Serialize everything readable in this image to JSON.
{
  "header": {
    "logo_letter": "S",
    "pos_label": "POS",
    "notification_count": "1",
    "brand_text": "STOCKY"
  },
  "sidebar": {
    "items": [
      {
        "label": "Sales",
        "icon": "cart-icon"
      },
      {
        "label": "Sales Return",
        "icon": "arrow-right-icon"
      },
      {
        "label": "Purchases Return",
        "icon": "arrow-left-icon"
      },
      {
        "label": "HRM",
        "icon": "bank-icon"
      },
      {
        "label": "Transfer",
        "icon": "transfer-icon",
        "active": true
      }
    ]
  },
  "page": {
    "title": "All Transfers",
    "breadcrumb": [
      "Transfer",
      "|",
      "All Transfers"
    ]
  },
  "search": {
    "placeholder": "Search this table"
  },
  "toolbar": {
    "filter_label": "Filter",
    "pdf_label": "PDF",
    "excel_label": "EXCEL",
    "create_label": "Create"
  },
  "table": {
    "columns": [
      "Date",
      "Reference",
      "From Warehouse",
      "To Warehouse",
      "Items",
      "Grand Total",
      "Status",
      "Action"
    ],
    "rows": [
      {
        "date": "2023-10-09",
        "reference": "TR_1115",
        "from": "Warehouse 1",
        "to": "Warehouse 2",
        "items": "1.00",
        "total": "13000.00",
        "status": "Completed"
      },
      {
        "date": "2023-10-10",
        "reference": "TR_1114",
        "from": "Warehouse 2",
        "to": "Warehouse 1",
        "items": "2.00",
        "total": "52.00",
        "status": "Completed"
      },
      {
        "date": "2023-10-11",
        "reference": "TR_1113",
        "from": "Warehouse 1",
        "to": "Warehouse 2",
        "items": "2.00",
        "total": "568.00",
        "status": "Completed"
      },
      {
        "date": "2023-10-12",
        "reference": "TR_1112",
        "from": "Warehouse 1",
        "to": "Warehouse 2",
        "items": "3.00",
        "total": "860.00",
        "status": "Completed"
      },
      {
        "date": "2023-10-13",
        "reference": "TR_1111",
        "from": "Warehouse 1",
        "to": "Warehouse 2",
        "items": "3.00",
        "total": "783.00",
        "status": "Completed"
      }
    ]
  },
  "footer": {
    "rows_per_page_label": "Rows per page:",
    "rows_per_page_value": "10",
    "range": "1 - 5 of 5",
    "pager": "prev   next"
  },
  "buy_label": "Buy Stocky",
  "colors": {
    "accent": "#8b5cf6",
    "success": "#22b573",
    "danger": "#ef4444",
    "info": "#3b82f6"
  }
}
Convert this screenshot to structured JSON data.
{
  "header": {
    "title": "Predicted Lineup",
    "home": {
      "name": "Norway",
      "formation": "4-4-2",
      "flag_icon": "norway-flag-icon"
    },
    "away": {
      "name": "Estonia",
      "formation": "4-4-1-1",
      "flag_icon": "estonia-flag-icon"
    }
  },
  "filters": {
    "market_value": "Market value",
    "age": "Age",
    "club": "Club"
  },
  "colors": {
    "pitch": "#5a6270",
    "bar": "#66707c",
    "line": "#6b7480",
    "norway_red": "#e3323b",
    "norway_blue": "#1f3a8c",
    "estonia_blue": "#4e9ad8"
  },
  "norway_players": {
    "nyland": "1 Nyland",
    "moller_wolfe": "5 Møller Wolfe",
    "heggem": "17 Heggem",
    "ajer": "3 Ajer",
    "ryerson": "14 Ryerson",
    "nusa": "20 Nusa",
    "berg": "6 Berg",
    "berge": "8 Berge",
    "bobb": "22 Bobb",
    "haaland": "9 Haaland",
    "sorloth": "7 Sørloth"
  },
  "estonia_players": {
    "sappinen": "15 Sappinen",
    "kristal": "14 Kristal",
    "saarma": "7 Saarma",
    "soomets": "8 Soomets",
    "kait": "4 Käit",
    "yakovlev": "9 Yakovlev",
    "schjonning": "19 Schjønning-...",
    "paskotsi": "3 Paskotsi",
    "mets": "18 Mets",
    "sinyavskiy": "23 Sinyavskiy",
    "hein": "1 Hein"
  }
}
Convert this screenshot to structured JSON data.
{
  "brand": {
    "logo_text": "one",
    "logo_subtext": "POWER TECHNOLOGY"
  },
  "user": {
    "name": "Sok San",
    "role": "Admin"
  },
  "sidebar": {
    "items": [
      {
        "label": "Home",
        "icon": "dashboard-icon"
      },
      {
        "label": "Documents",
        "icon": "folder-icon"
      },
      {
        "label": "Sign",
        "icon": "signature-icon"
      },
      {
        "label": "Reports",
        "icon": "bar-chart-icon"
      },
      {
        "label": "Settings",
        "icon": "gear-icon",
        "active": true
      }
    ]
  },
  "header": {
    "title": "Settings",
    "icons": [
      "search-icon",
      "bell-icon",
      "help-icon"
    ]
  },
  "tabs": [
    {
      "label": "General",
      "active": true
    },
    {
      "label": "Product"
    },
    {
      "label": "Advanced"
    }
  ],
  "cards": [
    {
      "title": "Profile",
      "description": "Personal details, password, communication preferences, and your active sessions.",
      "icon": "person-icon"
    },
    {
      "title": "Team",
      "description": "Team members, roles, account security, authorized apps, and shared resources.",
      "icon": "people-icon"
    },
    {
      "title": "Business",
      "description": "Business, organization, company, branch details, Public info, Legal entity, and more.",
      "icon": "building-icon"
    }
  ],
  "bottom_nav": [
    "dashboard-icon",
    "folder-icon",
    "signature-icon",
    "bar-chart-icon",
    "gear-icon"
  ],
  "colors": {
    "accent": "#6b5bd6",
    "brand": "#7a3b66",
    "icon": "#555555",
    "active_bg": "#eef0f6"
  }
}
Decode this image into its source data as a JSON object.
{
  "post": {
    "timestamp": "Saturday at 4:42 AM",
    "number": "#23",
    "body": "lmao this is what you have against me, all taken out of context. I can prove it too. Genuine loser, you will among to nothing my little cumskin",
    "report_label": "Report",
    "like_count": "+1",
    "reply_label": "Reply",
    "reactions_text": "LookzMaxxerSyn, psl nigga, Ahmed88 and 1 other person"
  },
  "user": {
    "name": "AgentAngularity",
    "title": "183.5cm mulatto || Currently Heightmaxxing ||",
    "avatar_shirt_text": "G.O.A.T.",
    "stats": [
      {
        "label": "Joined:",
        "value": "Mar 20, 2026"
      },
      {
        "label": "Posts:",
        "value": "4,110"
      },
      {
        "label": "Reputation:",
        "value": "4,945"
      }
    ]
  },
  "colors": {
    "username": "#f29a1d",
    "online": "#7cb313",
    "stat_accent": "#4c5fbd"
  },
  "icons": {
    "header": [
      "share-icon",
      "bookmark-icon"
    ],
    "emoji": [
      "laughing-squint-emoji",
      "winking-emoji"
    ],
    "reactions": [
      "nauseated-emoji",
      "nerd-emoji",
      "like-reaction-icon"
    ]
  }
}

+ + + + +

▶ **Brief**: Return each line of the data exactly as written above.

▶ **Task response**:
Serialize everything readable in this image to JSON.
{
  "header": {
    "logo_letter": "S",
    "pos_label": "POS",
    "notification_count": "1",
    "brand_text": "STOCKY"
  },
  "sidebar": {
    "items": [
      {
        "label": "Sales",
        "icon": "cart-icon"
      },
      {
        "label": "Sales Return",
        "icon": "arrow-right-icon"
      },
      {
        "label": "Purchases Return",
        "icon": "arrow-left-icon"
      },
      {
        "label": "HRM",
        "icon": "bank-icon"
      },
      {
        "label": "Transfer",
        "icon": "transfer-icon",
        "active": true
      }
    ]
  },
  "page": {
    "title": "All Transfers",
    "breadcrumb": [
      "Transfer",
      "|",
      "All Transfers"
    ]
  },
  "search": {
    "placeholder": "Search this table"
  },
  "toolbar": {
    "filter_label": "Filter",
    "pdf_label": "PDF",
    "excel_label": "EXCEL",
    "create_label": "Create"
  },
  "table": {
    "columns": [
      "Date",
      "Reference",
      "From Warehouse",
      "To Warehouse",
      "Items",
      "Grand Total",
      "Status",
      "Action"
    ],
    "rows": [
      {
        "date": "2023-10-09",
        "reference": "TR_1115",
        "from": "Warehouse 1",
        "to": "Warehouse 2",
        "items": "1.00",
        "total": "13000.00",
        "status": "Completed"
      },
      {
        "date": "2023-10-10",
        "reference": "TR_1114",
        "from": "Warehouse 2",
        "to": "Warehouse 1",
        "items": "2.00",
        "total": "52.00",
        "status": "Completed"
      },
      {
        "date": "2023-10-11",
        "reference": "TR_1113",
        "from": "Warehouse 1",
        "to": "Warehouse 2",
        "items": "2.00",
        "total": "568.00",
        "status": "Completed"
      },
      {
        "date": "2023-10-12",
        "reference": "TR_1112",
        "from": "Warehouse 1",
        "to": "Warehouse 2",
        "items": "3.00",
        "total": "860.00",
        "status": "Completed"
      },
      {
        "date": "2023-10-13",
        "reference": "TR_1111",
        "from": "Warehouse 1",
        "to": "Warehouse 2",
        "items": "3.00",
        "total": "783.00",
        "status": "Completed"
      }
    ]
  },
  "footer": {
    "rows_per_page_label": "Rows per page:",
    "rows_per_page_value": "10",
    "range": "1 - 5 of 5",
    "pager": "prev   next"
  },
  "buy_label": "Buy Stocky",
  "colors": {
    "accent": "#8b5cf6",
    "success": "#22b573",
    "danger": "#ef4444",
    "info": "#3b82f6"
  }
}
Convert this screenshot to structured JSON data.
{
  "header": {
    "title": "Predicted Lineup",
    "home": {
      "name": "Norway",
      "formation": "4-4-2",
      "flag_icon": "norway-flag-icon"
    },
    "away": {
      "name": "Estonia",
      "formation": "4-4-1-1",
      "flag_icon": "estonia-flag-icon"
    }
  },
  "filters": {
    "market_value": "Market value",
    "age": "Age",
    "club": "Club"
  },
  "colors": {
    "pitch": "#5a6270",
    "bar": "#66707c",
    "line": "#6b7480",
    "norway_red": "#e3323b",
    "norway_blue": "#1f3a8c",
    "estonia_blue": "#4e9ad8"
  },
  "norway_players": {
    "nyland": "1 Nyland",
    "moller_wolfe": "5 Møller Wolfe",
    "heggem": "17 Heggem",
    "ajer": "3 Ajer",
    "ryerson": "14 Ryerson",
    "nusa": "20 Nusa",
    "berg": "6 Berg",
    "berge": "8 Berge",
    "bobb": "22 Bobb",
    "haaland": "9 Haaland",
    "sorloth": "7 Sørloth"
  },
  "estonia_players": {
    "sappinen": "15 Sappinen",
    "kristal": "14 Kristal",
    "saarma": "7 Saarma",
    "soomets": "8 Soomets",
    "kait": "4 Käit",
    "yakovlev": "9 Yakovlev",
    "schjonning": "19 Schjønning-...",
    "paskotsi": "3 Paskotsi",
    "mets": "18 Mets",
    "sinyavskiy": "23 Sinyavskiy",
    "hein": "1 Hein"
  }
}
Convert this screenshot to structured JSON data.
{
  "brand": {
    "logo_text": "one",
    "logo_subtext": "POWER TECHNOLOGY"
  },
  "user": {
    "name": "Sok San",
    "role": "Admin"
  },
  "sidebar": {
    "items": [
      {
        "label": "Home",
        "icon": "dashboard-icon"
      },
      {
        "label": "Documents",
        "icon": "folder-icon"
      },
      {
        "label": "Sign",
        "icon": "signature-icon"
      },
      {
        "label": "Reports",
        "icon": "bar-chart-icon"
      },
      {
        "label": "Settings",
        "icon": "gear-icon",
        "active": true
      }
    ]
  },
  "header": {
    "title": "Settings",
    "icons": [
      "search-icon",
      "bell-icon",
      "help-icon"
    ]
  },
  "tabs": [
    {
      "label": "General",
      "active": true
    },
    {
      "label": "Product"
    },
    {
      "label": "Advanced"
    }
  ],
  "cards": [
    {
      "title": "Profile",
      "description": "Personal details, password, communication preferences, and your active sessions.",
      "icon": "person-icon"
    },
    {
      "title": "Team",
      "description": "Team members, roles, account security, authorized apps, and shared resources.",
      "icon": "people-icon"
    },
    {
      "title": "Business",
      "description": "Business, organization, company, branch details, Public info, Legal entity, and more.",
      "icon": "building-icon"
    }
  ],
  "bottom_nav": [
    "dashboard-icon",
    "folder-icon",
    "signature-icon",
    "bar-chart-icon",
    "gear-icon"
  ],
  "colors": {
    "accent": "#6b5bd6",
    "brand": "#7a3b66",
    "icon": "#555555",
    "active_bg": "#eef0f6"
  }
}
Decode this image into its source data as a JSON object.
{
  "post": {
    "timestamp": "Saturday at 4:42 AM",
    "number": "#23",
    "body": "lmao this is what you have against me, all taken out of context. I can prove it too. Genuine loser, you will among to nothing my little cumskin",
    "report_label": "Report",
    "like_count": "+1",
    "reply_label": "Reply",
    "reactions_text": "LookzMaxxerSyn, psl nigga, Ahmed88 and 1 other person"
  },
  "user": {
    "name": "AgentAngularity",
    "title": "183.5cm mulatto || Currently Heightmaxxing ||",
    "avatar_shirt_text": "G.O.A.T.",
    "stats": [
      {
        "label": "Joined:",
        "value": "Mar 20, 2026"
      },
      {
        "label": "Posts:",
        "value": "4,110"
      },
      {
        "label": "Reputation:",
        "value": "4,945"
      }
    ]
  },
  "colors": {
    "username": "#f29a1d",
    "online": "#7cb313",
    "stat_accent": "#4c5fbd"
  },
  "icons": {
    "header": [
      "share-icon",
      "bookmark-icon"
    ],
    "emoji": [
      "laughing-squint-emoji",
      "winking-emoji"
    ],
    "reactions": [
      "nauseated-emoji",
      "nerd-emoji",
      "like-reaction-icon"
    ]
  }
}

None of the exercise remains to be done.